**WHAT IS NEEDED**
Search the data for the string "name" and extract every line where it appears.

**MATERIAL**
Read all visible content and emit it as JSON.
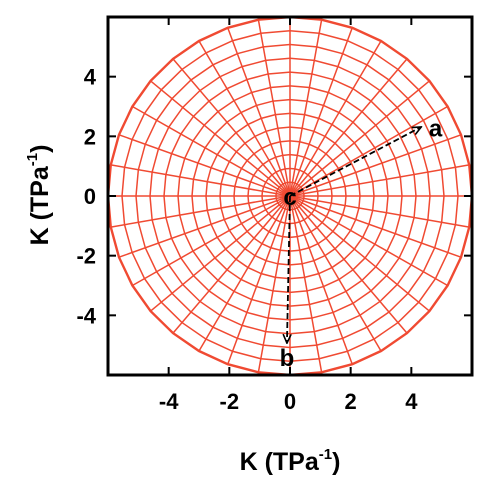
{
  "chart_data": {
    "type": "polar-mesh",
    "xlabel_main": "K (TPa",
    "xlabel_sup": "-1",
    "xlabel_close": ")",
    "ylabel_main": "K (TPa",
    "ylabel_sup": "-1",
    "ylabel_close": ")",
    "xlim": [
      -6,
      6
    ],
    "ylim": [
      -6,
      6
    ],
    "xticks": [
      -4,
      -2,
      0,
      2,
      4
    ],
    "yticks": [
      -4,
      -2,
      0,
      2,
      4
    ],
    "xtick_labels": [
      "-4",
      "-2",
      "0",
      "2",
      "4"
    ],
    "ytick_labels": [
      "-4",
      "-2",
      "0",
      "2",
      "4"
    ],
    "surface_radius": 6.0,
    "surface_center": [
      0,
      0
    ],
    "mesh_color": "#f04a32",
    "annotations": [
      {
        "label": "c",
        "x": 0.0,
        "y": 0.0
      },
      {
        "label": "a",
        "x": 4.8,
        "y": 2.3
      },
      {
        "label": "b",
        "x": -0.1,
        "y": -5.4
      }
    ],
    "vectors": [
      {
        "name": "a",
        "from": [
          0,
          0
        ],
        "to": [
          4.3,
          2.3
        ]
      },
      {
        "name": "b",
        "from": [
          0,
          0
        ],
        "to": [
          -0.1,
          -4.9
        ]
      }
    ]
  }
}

...

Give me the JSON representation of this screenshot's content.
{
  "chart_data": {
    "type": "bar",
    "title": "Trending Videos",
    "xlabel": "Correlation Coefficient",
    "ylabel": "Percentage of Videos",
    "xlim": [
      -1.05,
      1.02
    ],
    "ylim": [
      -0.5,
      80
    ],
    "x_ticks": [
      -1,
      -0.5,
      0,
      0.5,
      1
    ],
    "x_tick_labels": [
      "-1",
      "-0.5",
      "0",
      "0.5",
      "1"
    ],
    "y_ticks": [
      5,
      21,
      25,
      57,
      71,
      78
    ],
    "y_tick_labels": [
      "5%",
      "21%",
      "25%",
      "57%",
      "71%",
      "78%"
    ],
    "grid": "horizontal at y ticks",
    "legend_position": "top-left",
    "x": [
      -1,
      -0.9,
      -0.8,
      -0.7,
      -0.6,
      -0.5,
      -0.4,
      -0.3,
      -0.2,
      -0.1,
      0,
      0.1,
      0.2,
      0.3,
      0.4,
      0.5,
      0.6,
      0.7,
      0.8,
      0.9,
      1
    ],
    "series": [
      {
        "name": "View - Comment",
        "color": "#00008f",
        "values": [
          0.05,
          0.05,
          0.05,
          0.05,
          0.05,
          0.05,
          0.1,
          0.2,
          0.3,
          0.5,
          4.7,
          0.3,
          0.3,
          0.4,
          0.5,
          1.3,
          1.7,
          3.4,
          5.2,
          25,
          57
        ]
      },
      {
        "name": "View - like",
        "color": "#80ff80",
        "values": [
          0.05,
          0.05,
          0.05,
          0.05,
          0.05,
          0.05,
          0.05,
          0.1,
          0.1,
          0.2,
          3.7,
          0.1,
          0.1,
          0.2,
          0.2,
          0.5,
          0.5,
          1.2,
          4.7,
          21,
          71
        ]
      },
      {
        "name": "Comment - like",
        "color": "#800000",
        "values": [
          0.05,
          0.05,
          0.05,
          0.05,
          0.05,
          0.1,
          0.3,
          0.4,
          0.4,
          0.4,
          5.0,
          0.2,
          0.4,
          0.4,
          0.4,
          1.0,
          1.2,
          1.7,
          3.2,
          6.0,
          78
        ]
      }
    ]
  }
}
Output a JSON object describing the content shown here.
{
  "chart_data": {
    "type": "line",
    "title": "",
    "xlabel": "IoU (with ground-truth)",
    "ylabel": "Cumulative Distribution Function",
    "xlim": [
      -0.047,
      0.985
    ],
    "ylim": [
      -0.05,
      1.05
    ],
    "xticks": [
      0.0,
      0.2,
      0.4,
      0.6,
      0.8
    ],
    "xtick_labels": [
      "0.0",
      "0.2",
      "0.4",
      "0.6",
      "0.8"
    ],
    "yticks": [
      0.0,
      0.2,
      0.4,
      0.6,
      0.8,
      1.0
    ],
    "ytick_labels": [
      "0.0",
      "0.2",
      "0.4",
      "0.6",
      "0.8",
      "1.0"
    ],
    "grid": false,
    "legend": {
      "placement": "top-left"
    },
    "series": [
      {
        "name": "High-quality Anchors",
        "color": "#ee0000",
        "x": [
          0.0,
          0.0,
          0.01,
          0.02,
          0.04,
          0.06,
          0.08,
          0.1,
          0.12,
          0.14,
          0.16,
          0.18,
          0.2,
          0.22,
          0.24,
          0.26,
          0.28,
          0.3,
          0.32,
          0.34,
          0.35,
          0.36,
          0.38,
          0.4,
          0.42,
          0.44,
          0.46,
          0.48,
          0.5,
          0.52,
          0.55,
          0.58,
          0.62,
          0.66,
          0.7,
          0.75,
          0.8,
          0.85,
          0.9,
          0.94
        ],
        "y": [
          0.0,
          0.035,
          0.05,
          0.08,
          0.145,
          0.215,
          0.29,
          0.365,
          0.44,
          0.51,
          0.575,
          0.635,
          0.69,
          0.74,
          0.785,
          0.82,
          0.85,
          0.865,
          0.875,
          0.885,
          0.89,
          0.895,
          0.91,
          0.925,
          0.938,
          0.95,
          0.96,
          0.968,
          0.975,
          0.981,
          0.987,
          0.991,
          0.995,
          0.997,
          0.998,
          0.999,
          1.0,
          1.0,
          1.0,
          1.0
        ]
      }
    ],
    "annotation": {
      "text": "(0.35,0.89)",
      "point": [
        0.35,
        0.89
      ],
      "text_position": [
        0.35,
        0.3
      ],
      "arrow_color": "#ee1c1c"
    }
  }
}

**OUTPUT BELOW**
        "name": "a",
        "name": "b",
        "name": "View - Comment",
        "name": "View - like",
        "name": "Comment - like",
        "name": "High-quality Anchors",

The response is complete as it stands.